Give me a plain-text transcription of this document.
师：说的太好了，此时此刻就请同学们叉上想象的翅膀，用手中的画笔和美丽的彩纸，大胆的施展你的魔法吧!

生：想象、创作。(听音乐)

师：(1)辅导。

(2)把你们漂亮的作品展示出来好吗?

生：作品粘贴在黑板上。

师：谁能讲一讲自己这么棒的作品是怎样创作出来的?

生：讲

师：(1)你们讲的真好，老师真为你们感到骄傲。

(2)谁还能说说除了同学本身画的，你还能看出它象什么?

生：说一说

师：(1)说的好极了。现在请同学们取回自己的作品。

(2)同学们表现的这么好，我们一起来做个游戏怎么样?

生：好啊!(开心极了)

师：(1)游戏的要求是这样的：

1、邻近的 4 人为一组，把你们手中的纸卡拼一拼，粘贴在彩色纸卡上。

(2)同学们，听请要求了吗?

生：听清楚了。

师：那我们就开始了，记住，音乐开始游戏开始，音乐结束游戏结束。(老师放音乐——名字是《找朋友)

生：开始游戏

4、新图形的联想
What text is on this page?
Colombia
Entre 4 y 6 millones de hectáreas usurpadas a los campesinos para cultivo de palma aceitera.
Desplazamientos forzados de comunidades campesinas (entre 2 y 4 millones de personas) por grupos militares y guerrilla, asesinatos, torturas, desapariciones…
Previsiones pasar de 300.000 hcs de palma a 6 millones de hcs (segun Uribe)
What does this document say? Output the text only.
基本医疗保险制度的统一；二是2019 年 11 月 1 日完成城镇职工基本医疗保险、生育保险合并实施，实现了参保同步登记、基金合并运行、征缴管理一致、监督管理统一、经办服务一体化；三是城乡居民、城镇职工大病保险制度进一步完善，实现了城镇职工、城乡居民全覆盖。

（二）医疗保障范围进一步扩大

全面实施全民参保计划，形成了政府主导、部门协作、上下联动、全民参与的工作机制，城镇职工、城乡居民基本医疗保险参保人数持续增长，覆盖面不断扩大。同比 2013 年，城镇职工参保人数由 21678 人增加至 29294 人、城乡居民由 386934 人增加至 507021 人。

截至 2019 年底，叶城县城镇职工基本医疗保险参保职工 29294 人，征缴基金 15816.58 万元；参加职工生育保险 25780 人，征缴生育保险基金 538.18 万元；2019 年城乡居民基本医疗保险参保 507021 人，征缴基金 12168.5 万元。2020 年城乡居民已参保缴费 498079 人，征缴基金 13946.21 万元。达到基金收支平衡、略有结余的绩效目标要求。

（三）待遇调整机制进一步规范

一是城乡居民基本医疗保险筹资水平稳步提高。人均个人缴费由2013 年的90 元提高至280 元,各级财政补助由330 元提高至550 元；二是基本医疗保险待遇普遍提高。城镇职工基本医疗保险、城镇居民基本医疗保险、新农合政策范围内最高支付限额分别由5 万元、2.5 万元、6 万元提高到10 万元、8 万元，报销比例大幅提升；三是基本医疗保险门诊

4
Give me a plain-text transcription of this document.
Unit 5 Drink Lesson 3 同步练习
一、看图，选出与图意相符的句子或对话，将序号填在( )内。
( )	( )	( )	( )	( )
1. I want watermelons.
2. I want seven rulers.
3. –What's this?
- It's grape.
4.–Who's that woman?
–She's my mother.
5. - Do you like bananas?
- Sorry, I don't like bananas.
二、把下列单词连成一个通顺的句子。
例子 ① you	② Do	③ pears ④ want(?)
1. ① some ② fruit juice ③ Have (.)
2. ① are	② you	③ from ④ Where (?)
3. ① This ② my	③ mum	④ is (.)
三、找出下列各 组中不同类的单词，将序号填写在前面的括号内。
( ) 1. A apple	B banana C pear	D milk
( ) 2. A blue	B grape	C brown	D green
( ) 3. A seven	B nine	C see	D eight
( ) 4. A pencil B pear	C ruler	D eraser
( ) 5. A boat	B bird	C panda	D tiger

Set exercise -
Above are the records; retype every one exactly.

Response below -
Give me a plain-text transcription of this document.
师：说的太好了，此时此刻就请同学们叉上想象的翅膀，用手中的画笔和美丽的彩纸，大胆的施展你的魔法吧!

生：想象、创作。(听音乐)

师：(1)辅导。

(2)把你们漂亮的作品展示出来好吗?

生：作品粘贴在黑板上。

师：谁能讲一讲自己这么棒的作品是怎样创作出来的?

生：讲

师：(1)你们讲的真好，老师真为你们感到骄傲。

(2)谁还能说说除了同学本身画的，你还能看出它象什么?

生：说一说

师：(1)说的好极了。现在请同学们取回自己的作品。

(2)同学们表现的这么好，我们一起来做个游戏怎么样?

生：好啊!(开心极了)

师：(1)游戏的要求是这样的：

1、邻近的 4 人为一组，把你们手中的纸卡拼一拼，粘贴在彩色纸卡上。

(2)同学们，听请要求了吗?

生：听清楚了。

师：那我们就开始了，记住，音乐开始游戏开始，音乐结束游戏结束。(老师放音乐——名字是《找朋友)

生：开始游戏

4、新图形的联想
What text is on this page?
Colombia
Entre 4 y 6 millones de hectáreas usurpadas a los campesinos para cultivo de palma aceitera.
Desplazamientos forzados de comunidades campesinas (entre 2 y 4 millones de personas) por grupos militares y guerrilla, asesinatos, torturas, desapariciones…
Previsiones pasar de 300.000 hcs de palma a 6 millones de hcs (segun Uribe)
What does this document say? Output the text only.
基本医疗保险制度的统一；二是2019 年 11 月 1 日完成城镇职工基本医疗保险、生育保险合并实施，实现了参保同步登记、基金合并运行、征缴管理一致、监督管理统一、经办服务一体化；三是城乡居民、城镇职工大病保险制度进一步完善，实现了城镇职工、城乡居民全覆盖。

（二）医疗保障范围进一步扩大

全面实施全民参保计划，形成了政府主导、部门协作、上下联动、全民参与的工作机制，城镇职工、城乡居民基本医疗保险参保人数持续增长，覆盖面不断扩大。同比 2013 年，城镇职工参保人数由 21678 人增加至 29294 人、城乡居民由 386934 人增加至 507021 人。

截至 2019 年底，叶城县城镇职工基本医疗保险参保职工 29294 人，征缴基金 15816.58 万元；参加职工生育保险 25780 人，征缴生育保险基金 538.18 万元；2019 年城乡居民基本医疗保险参保 507021 人，征缴基金 12168.5 万元。2020 年城乡居民已参保缴费 498079 人，征缴基金 13946.21 万元。达到基金收支平衡、略有结余的绩效目标要求。

（三）待遇调整机制进一步规范

一是城乡居民基本医疗保险筹资水平稳步提高。人均个人缴费由2013 年的90 元提高至280 元,各级财政补助由330 元提高至550 元；二是基本医疗保险待遇普遍提高。城镇职工基本医疗保险、城镇居民基本医疗保险、新农合政策范围内最高支付限额分别由5 万元、2.5 万元、6 万元提高到10 万元、8 万元，报销比例大幅提升；三是基本医疗保险门诊

4
Give me a plain-text transcription of this document.
Unit 5 Drink Lesson 3 同步练习
一、看图，选出与图意相符的句子或对话，将序号填在( )内。
( )	( )	( )	( )	( )
1. I want watermelons.
2. I want seven rulers.
3. –What's this?
- It's grape.
4.–Who's that woman?
–She's my mother.
5. - Do you like bananas?
- Sorry, I don't like bananas.
二、把下列单词连成一个通顺的句子。
例子 ① you	② Do	③ pears ④ want(?)
1. ① some ② fruit juice ③ Have (.)
2. ① are	② you	③ from ④ Where (?)
3. ① This ② my	③ mum	④ is (.)
三、找出下列各 组中不同类的单词，将序号填写在前面的括号内。
( ) 1. A apple	B banana C pear	D milk
( ) 2. A blue	B grape	C brown	D green
( ) 3. A seven	B nine	C see	D eight
( ) 4. A pencil B pear	C ruler	D eraser
( ) 5. A boat	B bird	C panda	D tiger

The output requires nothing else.